▸ **What is needed**
Give only the number of lines in the listing below where the string "вопросы" occurs.

(Saved data entries)
▼
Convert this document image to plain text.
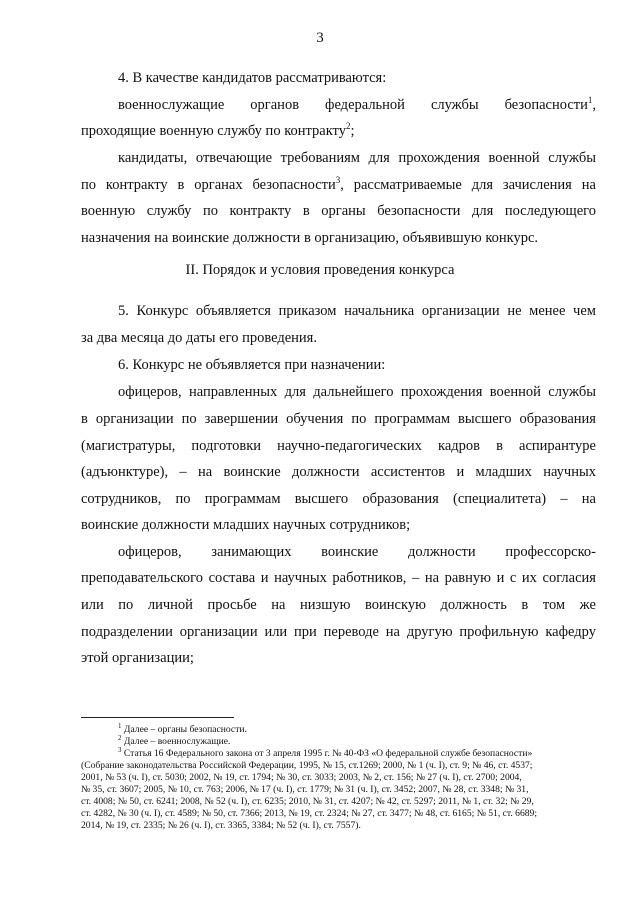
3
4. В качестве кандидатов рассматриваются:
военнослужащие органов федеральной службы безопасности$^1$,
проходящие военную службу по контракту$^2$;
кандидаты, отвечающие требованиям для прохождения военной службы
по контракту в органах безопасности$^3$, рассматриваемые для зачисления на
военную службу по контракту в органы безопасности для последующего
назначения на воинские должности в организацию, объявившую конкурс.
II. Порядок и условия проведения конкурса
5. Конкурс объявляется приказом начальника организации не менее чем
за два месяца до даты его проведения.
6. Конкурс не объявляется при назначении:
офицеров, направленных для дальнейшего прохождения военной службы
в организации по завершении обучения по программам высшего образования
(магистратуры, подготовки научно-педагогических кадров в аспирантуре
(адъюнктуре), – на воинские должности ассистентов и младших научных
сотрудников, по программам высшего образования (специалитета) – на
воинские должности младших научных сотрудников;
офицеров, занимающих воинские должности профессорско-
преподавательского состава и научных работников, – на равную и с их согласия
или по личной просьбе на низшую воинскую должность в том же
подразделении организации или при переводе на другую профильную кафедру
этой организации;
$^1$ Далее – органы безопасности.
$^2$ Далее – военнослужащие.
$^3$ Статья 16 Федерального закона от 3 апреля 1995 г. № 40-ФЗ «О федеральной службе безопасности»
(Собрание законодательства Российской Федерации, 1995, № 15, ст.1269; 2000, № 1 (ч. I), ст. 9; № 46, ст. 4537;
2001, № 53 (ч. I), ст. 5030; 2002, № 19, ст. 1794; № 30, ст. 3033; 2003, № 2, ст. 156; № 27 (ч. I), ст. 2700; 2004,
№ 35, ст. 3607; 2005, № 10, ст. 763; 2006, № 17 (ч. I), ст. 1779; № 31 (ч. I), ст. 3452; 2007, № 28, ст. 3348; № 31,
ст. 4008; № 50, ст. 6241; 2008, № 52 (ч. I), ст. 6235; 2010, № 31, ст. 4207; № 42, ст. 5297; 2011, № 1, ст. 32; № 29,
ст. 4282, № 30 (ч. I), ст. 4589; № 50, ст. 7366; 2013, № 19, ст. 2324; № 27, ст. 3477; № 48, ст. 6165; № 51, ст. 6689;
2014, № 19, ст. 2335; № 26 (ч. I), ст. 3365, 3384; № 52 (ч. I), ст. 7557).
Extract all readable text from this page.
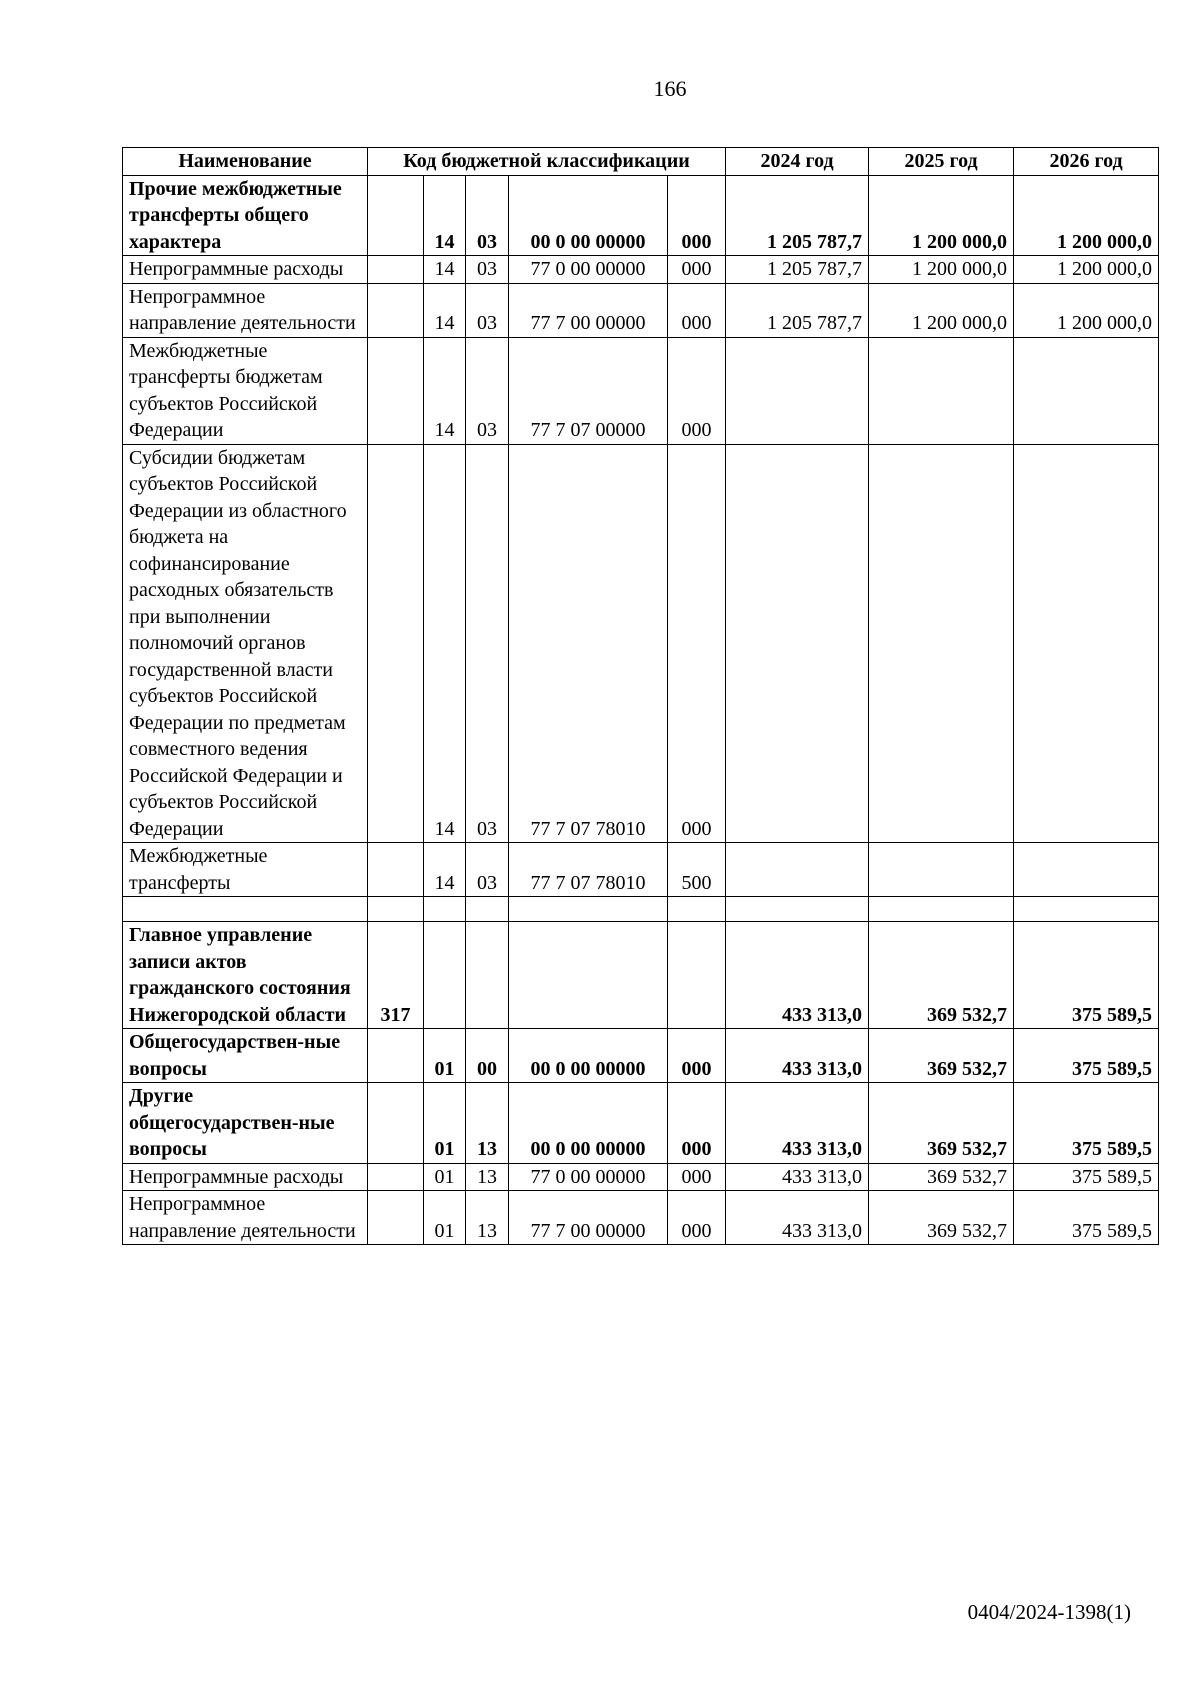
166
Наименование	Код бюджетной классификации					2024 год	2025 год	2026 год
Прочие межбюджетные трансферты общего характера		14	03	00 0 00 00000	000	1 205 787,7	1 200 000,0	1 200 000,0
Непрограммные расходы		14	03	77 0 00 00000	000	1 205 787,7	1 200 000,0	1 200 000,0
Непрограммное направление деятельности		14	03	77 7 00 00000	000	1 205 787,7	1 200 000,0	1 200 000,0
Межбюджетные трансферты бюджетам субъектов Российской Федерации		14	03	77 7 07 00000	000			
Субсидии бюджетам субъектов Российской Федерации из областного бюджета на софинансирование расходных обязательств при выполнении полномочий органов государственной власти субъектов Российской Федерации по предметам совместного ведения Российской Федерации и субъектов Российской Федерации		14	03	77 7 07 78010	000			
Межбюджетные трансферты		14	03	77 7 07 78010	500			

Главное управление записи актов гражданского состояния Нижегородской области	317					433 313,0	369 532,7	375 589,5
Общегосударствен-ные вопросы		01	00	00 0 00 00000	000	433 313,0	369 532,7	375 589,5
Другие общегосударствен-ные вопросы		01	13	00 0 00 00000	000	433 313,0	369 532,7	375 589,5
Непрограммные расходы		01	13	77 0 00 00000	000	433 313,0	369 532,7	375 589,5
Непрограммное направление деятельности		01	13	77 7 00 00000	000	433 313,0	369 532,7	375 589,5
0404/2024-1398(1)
▲
▼
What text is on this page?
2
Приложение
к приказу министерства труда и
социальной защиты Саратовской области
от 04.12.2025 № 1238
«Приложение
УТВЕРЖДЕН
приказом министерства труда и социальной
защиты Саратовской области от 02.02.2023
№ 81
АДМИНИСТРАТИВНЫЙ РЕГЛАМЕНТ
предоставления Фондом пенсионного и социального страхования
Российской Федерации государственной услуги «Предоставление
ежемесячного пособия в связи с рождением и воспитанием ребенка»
▲
▸ **Written solution**
2